▶ REQUIREMENT: Pick out the lines below with "name" and list them.

[Figure content listings]
-=-=-

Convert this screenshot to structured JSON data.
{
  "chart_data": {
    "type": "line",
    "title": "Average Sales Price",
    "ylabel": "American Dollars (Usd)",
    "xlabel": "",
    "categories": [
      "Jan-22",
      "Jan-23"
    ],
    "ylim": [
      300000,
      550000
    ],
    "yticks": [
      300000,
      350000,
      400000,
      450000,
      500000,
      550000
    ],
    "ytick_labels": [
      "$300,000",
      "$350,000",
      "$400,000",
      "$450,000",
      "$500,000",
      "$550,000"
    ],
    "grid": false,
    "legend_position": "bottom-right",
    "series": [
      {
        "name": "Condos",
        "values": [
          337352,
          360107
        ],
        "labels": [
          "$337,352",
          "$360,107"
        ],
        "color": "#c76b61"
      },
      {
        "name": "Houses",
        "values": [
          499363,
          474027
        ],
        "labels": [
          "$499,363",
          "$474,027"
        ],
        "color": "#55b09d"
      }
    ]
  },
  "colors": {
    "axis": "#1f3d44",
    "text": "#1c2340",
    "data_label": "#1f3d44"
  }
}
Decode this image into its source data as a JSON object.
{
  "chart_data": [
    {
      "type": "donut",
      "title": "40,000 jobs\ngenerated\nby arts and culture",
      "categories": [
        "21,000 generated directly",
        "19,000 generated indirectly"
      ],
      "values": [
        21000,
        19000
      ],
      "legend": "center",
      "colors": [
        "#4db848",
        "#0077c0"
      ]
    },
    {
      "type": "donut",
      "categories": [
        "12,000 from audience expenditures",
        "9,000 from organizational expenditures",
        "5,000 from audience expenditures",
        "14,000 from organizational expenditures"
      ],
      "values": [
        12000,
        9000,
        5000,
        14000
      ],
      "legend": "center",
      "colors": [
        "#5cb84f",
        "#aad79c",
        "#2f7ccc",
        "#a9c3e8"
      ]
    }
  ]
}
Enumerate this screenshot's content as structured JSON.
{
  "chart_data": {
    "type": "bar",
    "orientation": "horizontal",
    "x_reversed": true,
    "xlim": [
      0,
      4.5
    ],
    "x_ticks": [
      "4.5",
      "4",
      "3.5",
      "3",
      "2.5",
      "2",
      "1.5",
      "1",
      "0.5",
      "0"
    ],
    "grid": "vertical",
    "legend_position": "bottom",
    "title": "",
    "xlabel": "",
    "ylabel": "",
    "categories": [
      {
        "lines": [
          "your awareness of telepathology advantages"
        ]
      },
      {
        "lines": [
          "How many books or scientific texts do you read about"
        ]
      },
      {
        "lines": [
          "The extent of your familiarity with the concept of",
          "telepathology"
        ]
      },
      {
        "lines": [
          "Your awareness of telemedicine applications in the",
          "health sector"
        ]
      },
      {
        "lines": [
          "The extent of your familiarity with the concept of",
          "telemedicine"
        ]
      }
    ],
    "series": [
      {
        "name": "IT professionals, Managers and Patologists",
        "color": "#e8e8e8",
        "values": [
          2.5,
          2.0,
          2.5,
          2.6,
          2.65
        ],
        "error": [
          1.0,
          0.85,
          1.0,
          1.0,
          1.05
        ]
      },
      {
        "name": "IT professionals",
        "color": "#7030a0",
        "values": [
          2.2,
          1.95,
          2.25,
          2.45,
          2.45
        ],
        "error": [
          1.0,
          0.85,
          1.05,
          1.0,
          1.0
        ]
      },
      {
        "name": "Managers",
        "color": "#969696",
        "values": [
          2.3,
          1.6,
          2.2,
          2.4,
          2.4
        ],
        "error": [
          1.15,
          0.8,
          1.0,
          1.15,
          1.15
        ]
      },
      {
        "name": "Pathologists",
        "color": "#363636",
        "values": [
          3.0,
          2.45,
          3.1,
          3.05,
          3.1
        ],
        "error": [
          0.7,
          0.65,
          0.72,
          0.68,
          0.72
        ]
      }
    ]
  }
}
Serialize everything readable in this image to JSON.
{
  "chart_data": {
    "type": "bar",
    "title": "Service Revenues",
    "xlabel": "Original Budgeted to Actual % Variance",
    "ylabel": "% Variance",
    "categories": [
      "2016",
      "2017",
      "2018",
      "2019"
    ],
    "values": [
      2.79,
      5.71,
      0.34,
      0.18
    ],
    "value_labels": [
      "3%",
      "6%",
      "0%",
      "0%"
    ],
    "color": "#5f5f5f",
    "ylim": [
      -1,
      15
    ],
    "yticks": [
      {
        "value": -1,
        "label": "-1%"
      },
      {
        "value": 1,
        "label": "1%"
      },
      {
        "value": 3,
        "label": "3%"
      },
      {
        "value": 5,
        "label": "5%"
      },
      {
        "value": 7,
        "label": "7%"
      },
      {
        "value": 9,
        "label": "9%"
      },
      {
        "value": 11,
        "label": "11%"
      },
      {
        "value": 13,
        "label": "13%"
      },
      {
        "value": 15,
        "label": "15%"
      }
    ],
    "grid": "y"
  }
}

-=-=-

▶ TASK RESULT:
        "name": "Condos",
        "name": "Houses",
        "name": "IT professionals, Managers and Patologists",
        "name": "IT professionals",
        "name": "Managers",
        "name": "Pathologists",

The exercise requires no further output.